- [Direction]: The records below must be written out exactly, with every picture left behind.

Collection entries:

☆ ☆ ☆ ☆ ☆ ☆ ☆

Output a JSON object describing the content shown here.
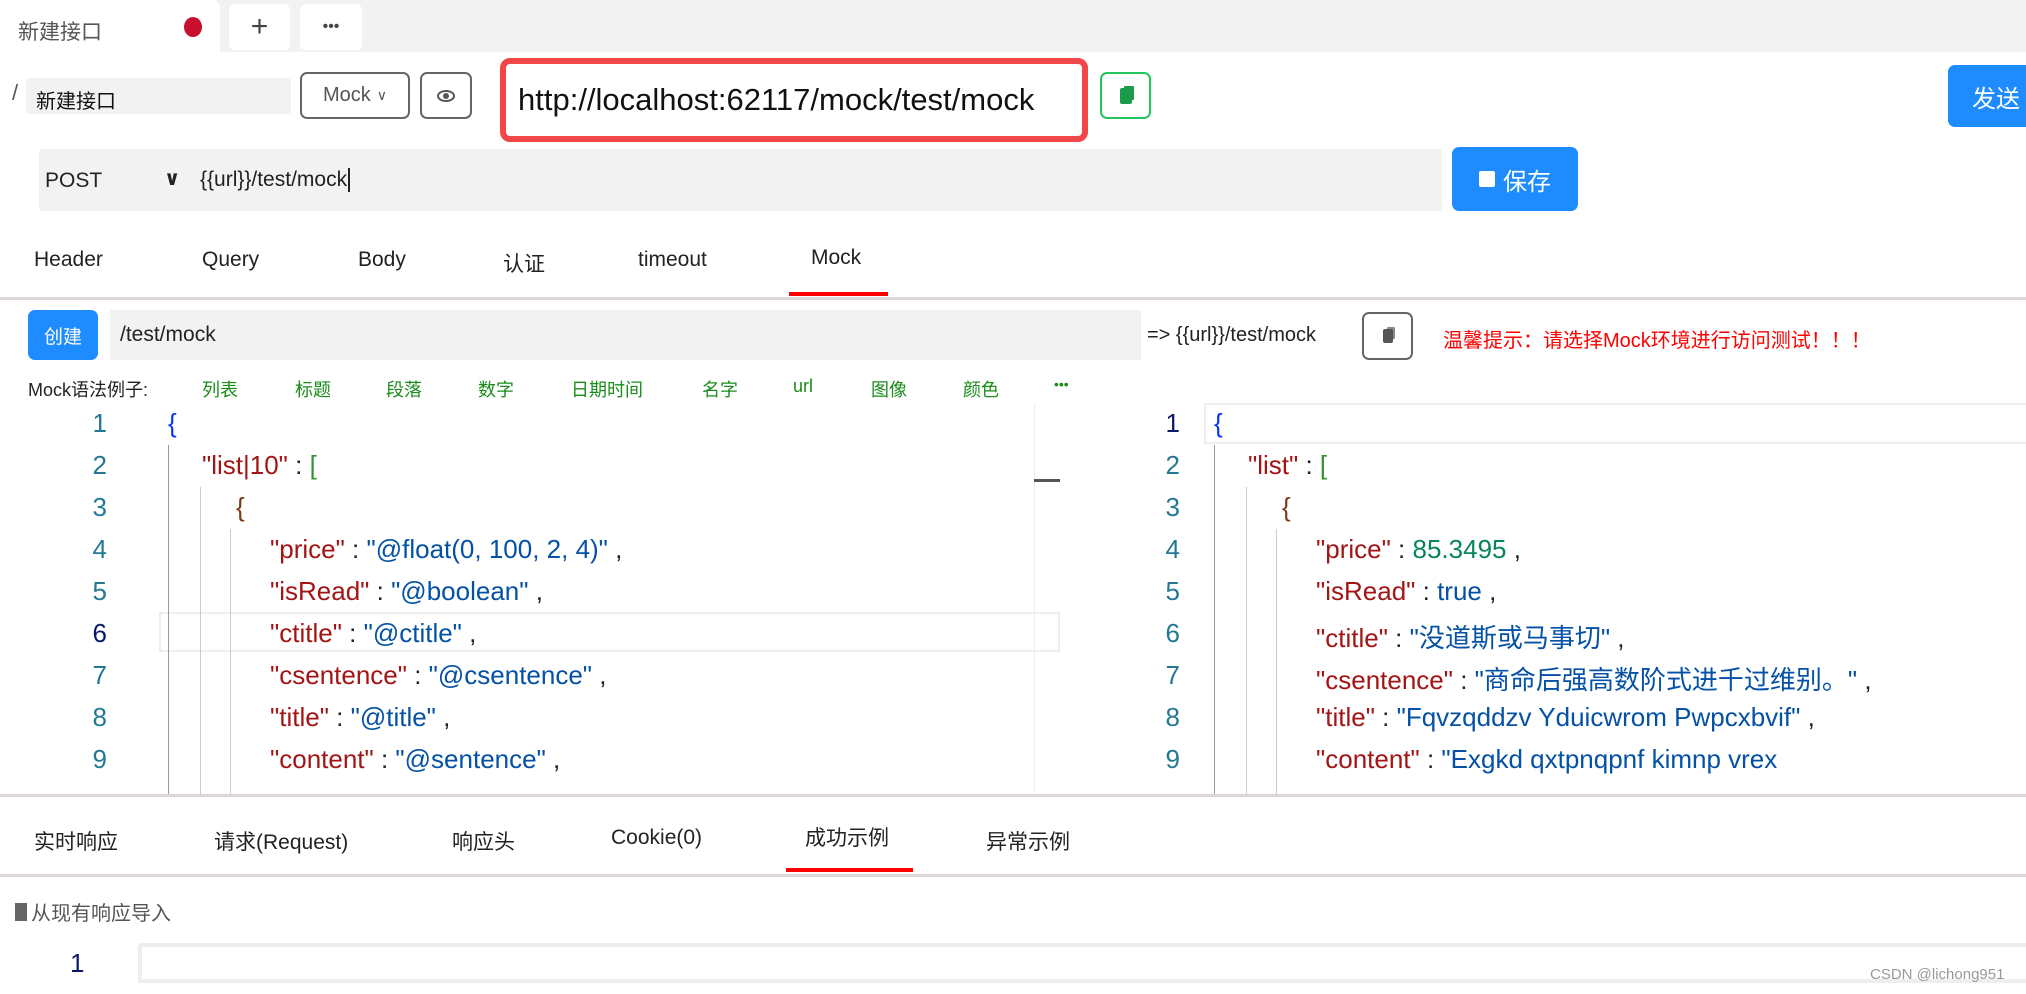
{
  "tabbar": {
    "active_tab": "新建接口",
    "add_label": "+",
    "more_label": "•••"
  },
  "request": {
    "breadcrumb_sep": "/",
    "name": "新建接口",
    "env_select": "Mock",
    "mock_url": "http://localhost:62117/mock/test/mock",
    "send_label": "发送",
    "method": "POST",
    "url": "{{url}}/test/mock",
    "save_label": "保存"
  },
  "tabs": [
    {
      "label": "Header"
    },
    {
      "label": "Query"
    },
    {
      "label": "Body"
    },
    {
      "label": "认证"
    },
    {
      "label": "timeout"
    },
    {
      "label": "Mock",
      "active": true
    }
  ],
  "mock": {
    "create_label": "创建",
    "path": "/test/mock",
    "resolved": "=> {{url}}/test/mock",
    "tip": "温馨提示：请选择Mock环境进行访问测试！！！",
    "examples_label": "Mock语法例子:",
    "examples": [
      "列表",
      "标题",
      "段落",
      "数字",
      "日期时间",
      "名字",
      "url",
      "图像",
      "颜色",
      "•••"
    ]
  },
  "left_editor": {
    "lines": [
      [
        [
          "b1",
          "{"
        ]
      ],
      [
        [
          "k",
          "\"list|10\""
        ],
        [
          "p",
          " : "
        ],
        [
          "b2",
          "["
        ]
      ],
      [
        [
          "b3",
          "{"
        ]
      ],
      [
        [
          "k",
          "\"price\""
        ],
        [
          "p",
          " : "
        ],
        [
          "s",
          "\"@float(0, 100, 2, 4)\""
        ],
        [
          "p",
          " ,"
        ]
      ],
      [
        [
          "k",
          "\"isRead\""
        ],
        [
          "p",
          " : "
        ],
        [
          "s",
          "\"@boolean\""
        ],
        [
          "p",
          " ,"
        ]
      ],
      [
        [
          "k",
          "\"ctitle\""
        ],
        [
          "p",
          " : "
        ],
        [
          "s",
          "\"@ctitle\""
        ],
        [
          "p",
          " ,"
        ]
      ],
      [
        [
          "k",
          "\"csentence\""
        ],
        [
          "p",
          " : "
        ],
        [
          "s",
          "\"@csentence\""
        ],
        [
          "p",
          " ,"
        ]
      ],
      [
        [
          "k",
          "\"title\""
        ],
        [
          "p",
          " : "
        ],
        [
          "s",
          "\"@title\""
        ],
        [
          "p",
          " ,"
        ]
      ],
      [
        [
          "k",
          "\"content\""
        ],
        [
          "p",
          " : "
        ],
        [
          "s",
          "\"@sentence\""
        ],
        [
          "p",
          " ,"
        ]
      ]
    ]
  },
  "right_editor": {
    "lines": [
      [
        [
          "b1",
          "{"
        ]
      ],
      [
        [
          "k",
          "\"list\""
        ],
        [
          "p",
          " : "
        ],
        [
          "b2",
          "["
        ]
      ],
      [
        [
          "b3",
          "{"
        ]
      ],
      [
        [
          "k",
          "\"price\""
        ],
        [
          "p",
          " : "
        ],
        [
          "n",
          "85.3495"
        ],
        [
          "p",
          " ,"
        ]
      ],
      [
        [
          "k",
          "\"isRead\""
        ],
        [
          "p",
          " : "
        ],
        [
          "s",
          "true"
        ],
        [
          "p",
          " ,"
        ]
      ],
      [
        [
          "k",
          "\"ctitle\""
        ],
        [
          "p",
          " : "
        ],
        [
          "s",
          "\"没道斯或马事切\""
        ],
        [
          "p",
          " ,"
        ]
      ],
      [
        [
          "k",
          "\"csentence\""
        ],
        [
          "p",
          " : "
        ],
        [
          "s",
          "\"商命后强高数阶式进千过维别。\""
        ],
        [
          "p",
          " ,"
        ]
      ],
      [
        [
          "k",
          "\"title\""
        ],
        [
          "p",
          " : "
        ],
        [
          "s",
          "\"Fqvzqddzv Yduicwrom Pwpcxbvif\""
        ],
        [
          "p",
          " ,"
        ]
      ],
      [
        [
          "k",
          "\"content\""
        ],
        [
          "p",
          " : "
        ],
        [
          "s",
          "\"Exgkd qxtpnqpnf kimnp vrex"
        ]
      ]
    ]
  },
  "indent": [
    0,
    1,
    2,
    3,
    3,
    3,
    3,
    3,
    3
  ],
  "response_tabs": [
    {
      "label": "实时响应"
    },
    {
      "label": "请求(Request)"
    },
    {
      "label": "响应头"
    },
    {
      "label": "Cookie(0)"
    },
    {
      "label": "成功示例",
      "active": true
    },
    {
      "label": "异常示例"
    }
  ],
  "import_label": "从现有响应导入",
  "bottom_editor": {
    "line_number": "1"
  },
  "watermark": "CSDN @lichong951",
  "colors": {
    "accent": "#1e8cff",
    "active_tab_underline": "#ff0000",
    "highlight_border": "#f04848",
    "tip": "#ff0000",
    "examples": "#1a8c1a"
  }
}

☆ ☆ ☆ ☆ ☆ ☆ ☆

- [Answer for this exercise]:
Output a JSON object describing the content shown here.
{
  "tabbar": {
    "active_tab": "新建接口",
    "add_label": "+",
    "more_label": "•••"
  },
  "request": {
    "breadcrumb_sep": "/",
    "name": "新建接口",
    "env_select": "Mock",
    "mock_url": "http://localhost:62117/mock/test/mock",
    "send_label": "发送",
    "method": "POST",
    "url": "{{url}}/test/mock",
    "save_label": "保存"
  },
  "tabs": [
    {
      "label": "Header"
    },
    {
      "label": "Query"
    },
    {
      "label": "Body"
    },
    {
      "label": "认证"
    },
    {
      "label": "timeout"
    },
    {
      "label": "Mock",
      "active": true
    }
  ],
  "mock": {
    "create_label": "创建",
    "path": "/test/mock",
    "resolved": "=> {{url}}/test/mock",
    "tip": "温馨提示：请选择Mock环境进行访问测试！！！",
    "examples_label": "Mock语法例子:",
    "examples": [
      "列表",
      "标题",
      "段落",
      "数字",
      "日期时间",
      "名字",
      "url",
      "图像",
      "颜色",
      "•••"
    ]
  },
  "left_editor": {
    "lines": [
      [
        [
          "b1",
          "{"
        ]
      ],
      [
        [
          "k",
          "\"list|10\""
        ],
        [
          "p",
          " : "
        ],
        [
          "b2",
          "["
        ]
      ],
      [
        [
          "b3",
          "{"
        ]
      ],
      [
        [
          "k",
          "\"price\""
        ],
        [
          "p",
          " : "
        ],
        [
          "s",
          "\"@float(0, 100, 2, 4)\""
        ],
        [
          "p",
          " ,"
        ]
      ],
      [
        [
          "k",
          "\"isRead\""
        ],
        [
          "p",
          " : "
        ],
        [
          "s",
          "\"@boolean\""
        ],
        [
          "p",
          " ,"
        ]
      ],
      [
        [
          "k",
          "\"ctitle\""
        ],
        [
          "p",
          " : "
        ],
        [
          "s",
          "\"@ctitle\""
        ],
        [
          "p",
          " ,"
        ]
      ],
      [
        [
          "k",
          "\"csentence\""
        ],
        [
          "p",
          " : "
        ],
        [
          "s",
          "\"@csentence\""
        ],
        [
          "p",
          " ,"
        ]
      ],
      [
        [
          "k",
          "\"title\""
        ],
        [
          "p",
          " : "
        ],
        [
          "s",
          "\"@title\""
        ],
        [
          "p",
          " ,"
        ]
      ],
      [
        [
          "k",
          "\"content\""
        ],
        [
          "p",
          " : "
        ],
        [
          "s",
          "\"@sentence\""
        ],
        [
          "p",
          " ,"
        ]
      ]
    ]
  },
  "right_editor": {
    "lines": [
      [
        [
          "b1",
          "{"
        ]
      ],
      [
        [
          "k",
          "\"list\""
        ],
        [
          "p",
          " : "
        ],
        [
          "b2",
          "["
        ]
      ],
      [
        [
          "b3",
          "{"
        ]
      ],
      [
        [
          "k",
          "\"price\""
        ],
        [
          "p",
          " : "
        ],
        [
          "n",
          "85.3495"
        ],
        [
          "p",
          " ,"
        ]
      ],
      [
        [
          "k",
          "\"isRead\""
        ],
        [
          "p",
          " : "
        ],
        [
          "s",
          "true"
        ],
        [
          "p",
          " ,"
        ]
      ],
      [
        [
          "k",
          "\"ctitle\""
        ],
        [
          "p",
          " : "
        ],
        [
          "s",
          "\"没道斯或马事切\""
        ],
        [
          "p",
          " ,"
        ]
      ],
      [
        [
          "k",
          "\"csentence\""
        ],
        [
          "p",
          " : "
        ],
        [
          "s",
          "\"商命后强高数阶式进千过维别。\""
        ],
        [
          "p",
          " ,"
        ]
      ],
      [
        [
          "k",
          "\"title\""
        ],
        [
          "p",
          " : "
        ],
        [
          "s",
          "\"Fqvzqddzv Yduicwrom Pwpcxbvif\""
        ],
        [
          "p",
          " ,"
        ]
      ],
      [
        [
          "k",
          "\"content\""
        ],
        [
          "p",
          " : "
        ],
        [
          "s",
          "\"Exgkd qxtpnqpnf kimnp vrex"
        ]
      ]
    ]
  },
  "indent": [
    0,
    1,
    2,
    3,
    3,
    3,
    3,
    3,
    3
  ],
  "response_tabs": [
    {
      "label": "实时响应"
    },
    {
      "label": "请求(Request)"
    },
    {
      "label": "响应头"
    },
    {
      "label": "Cookie(0)"
    },
    {
      "label": "成功示例",
      "active": true
    },
    {
      "label": "异常示例"
    }
  ],
  "import_label": "从现有响应导入",
  "bottom_editor": {
    "line_number": "1"
  },
  "watermark": "CSDN @lichong951",
  "colors": {
    "accent": "#1e8cff",
    "active_tab_underline": "#ff0000",
    "highlight_border": "#f04848",
    "tip": "#ff0000",
    "examples": "#1a8c1a"
  }
}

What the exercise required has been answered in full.